** Start DATA TO PROCESS **

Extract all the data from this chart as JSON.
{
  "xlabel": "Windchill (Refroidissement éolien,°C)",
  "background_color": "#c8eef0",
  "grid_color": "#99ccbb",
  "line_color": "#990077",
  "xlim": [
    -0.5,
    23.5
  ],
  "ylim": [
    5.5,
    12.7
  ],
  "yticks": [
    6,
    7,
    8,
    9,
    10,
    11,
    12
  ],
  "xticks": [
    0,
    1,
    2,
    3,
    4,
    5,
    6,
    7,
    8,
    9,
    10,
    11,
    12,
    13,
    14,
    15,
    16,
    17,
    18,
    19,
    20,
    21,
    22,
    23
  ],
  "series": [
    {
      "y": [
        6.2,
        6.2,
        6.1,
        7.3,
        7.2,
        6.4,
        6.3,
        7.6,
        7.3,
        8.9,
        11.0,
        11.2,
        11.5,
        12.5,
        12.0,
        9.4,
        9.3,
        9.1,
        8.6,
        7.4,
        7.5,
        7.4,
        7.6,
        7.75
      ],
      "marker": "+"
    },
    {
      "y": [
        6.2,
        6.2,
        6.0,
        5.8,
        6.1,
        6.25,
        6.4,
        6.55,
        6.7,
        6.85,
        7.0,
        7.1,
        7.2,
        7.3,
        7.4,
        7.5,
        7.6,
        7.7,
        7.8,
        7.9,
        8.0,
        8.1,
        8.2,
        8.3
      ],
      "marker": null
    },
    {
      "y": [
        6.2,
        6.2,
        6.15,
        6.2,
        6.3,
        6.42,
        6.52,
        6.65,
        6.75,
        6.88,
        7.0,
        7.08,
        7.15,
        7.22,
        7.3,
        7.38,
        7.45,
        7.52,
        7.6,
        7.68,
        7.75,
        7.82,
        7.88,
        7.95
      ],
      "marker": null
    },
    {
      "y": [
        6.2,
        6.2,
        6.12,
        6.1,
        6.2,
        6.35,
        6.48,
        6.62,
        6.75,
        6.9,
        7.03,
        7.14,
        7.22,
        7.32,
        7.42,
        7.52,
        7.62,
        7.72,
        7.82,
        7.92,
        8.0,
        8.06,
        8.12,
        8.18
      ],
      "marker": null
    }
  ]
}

** End DATA TO PROCESS **

● TASK PROMPT
Your task is to repeat the data exactly, with nothing left out.

● EXERCISE SOLUTION
Extract all the data from this chart as JSON.
{
  "xlabel": "Windchill (Refroidissement éolien,°C)",
  "background_color": "#c8eef0",
  "grid_color": "#99ccbb",
  "line_color": "#990077",
  "xlim": [
    -0.5,
    23.5
  ],
  "ylim": [
    5.5,
    12.7
  ],
  "yticks": [
    6,
    7,
    8,
    9,
    10,
    11,
    12
  ],
  "xticks": [
    0,
    1,
    2,
    3,
    4,
    5,
    6,
    7,
    8,
    9,
    10,
    11,
    12,
    13,
    14,
    15,
    16,
    17,
    18,
    19,
    20,
    21,
    22,
    23
  ],
  "series": [
    {
      "y": [
        6.2,
        6.2,
        6.1,
        7.3,
        7.2,
        6.4,
        6.3,
        7.6,
        7.3,
        8.9,
        11.0,
        11.2,
        11.5,
        12.5,
        12.0,
        9.4,
        9.3,
        9.1,
        8.6,
        7.4,
        7.5,
        7.4,
        7.6,
        7.75
      ],
      "marker": "+"
    },
    {
      "y": [
        6.2,
        6.2,
        6.0,
        5.8,
        6.1,
        6.25,
        6.4,
        6.55,
        6.7,
        6.85,
        7.0,
        7.1,
        7.2,
        7.3,
        7.4,
        7.5,
        7.6,
        7.7,
        7.8,
        7.9,
        8.0,
        8.1,
        8.2,
        8.3
      ],
      "marker": null
    },
    {
      "y": [
        6.2,
        6.2,
        6.15,
        6.2,
        6.3,
        6.42,
        6.52,
        6.65,
        6.75,
        6.88,
        7.0,
        7.08,
        7.15,
        7.22,
        7.3,
        7.38,
        7.45,
        7.52,
        7.6,
        7.68,
        7.75,
        7.82,
        7.88,
        7.95
      ],
      "marker": null
    },
    {
      "y": [
        6.2,
        6.2,
        6.12,
        6.1,
        6.2,
        6.35,
        6.48,
        6.62,
        6.75,
        6.9,
        7.03,
        7.14,
        7.22,
        7.32,
        7.42,
        7.52,
        7.62,
        7.72,
        7.82,
        7.92,
        8.0,
        8.06,
        8.12,
        8.18
      ],
      "marker": null
    }
  ]
}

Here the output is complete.